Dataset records
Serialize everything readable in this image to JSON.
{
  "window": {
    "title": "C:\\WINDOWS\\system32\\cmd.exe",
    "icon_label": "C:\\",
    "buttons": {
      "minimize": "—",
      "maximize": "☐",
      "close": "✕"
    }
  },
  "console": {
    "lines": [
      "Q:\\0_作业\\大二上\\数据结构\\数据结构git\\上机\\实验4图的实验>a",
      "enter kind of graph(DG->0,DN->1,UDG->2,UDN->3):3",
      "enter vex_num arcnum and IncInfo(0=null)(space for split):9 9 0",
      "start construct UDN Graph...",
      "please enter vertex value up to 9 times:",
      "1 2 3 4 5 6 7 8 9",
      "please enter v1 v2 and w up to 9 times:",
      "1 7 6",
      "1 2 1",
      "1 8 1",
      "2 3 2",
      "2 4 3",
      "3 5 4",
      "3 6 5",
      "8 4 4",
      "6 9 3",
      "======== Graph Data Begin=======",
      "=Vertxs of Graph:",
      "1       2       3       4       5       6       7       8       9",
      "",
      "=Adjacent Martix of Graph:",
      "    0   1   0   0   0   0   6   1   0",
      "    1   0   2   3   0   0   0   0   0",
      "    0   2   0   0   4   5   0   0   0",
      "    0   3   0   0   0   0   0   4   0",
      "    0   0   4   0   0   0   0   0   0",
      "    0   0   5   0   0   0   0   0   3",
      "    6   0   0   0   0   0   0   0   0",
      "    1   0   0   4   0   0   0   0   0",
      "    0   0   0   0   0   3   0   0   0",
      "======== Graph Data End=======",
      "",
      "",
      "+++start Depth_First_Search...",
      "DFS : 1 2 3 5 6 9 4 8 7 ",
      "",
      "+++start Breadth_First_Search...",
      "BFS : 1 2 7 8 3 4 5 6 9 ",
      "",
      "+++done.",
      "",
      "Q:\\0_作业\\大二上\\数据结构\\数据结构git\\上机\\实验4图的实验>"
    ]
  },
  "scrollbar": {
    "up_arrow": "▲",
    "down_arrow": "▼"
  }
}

Given instruction:
Scan the entries above and work out how many lines include the word "enter"; the reply is that number alone.

Finished task:
4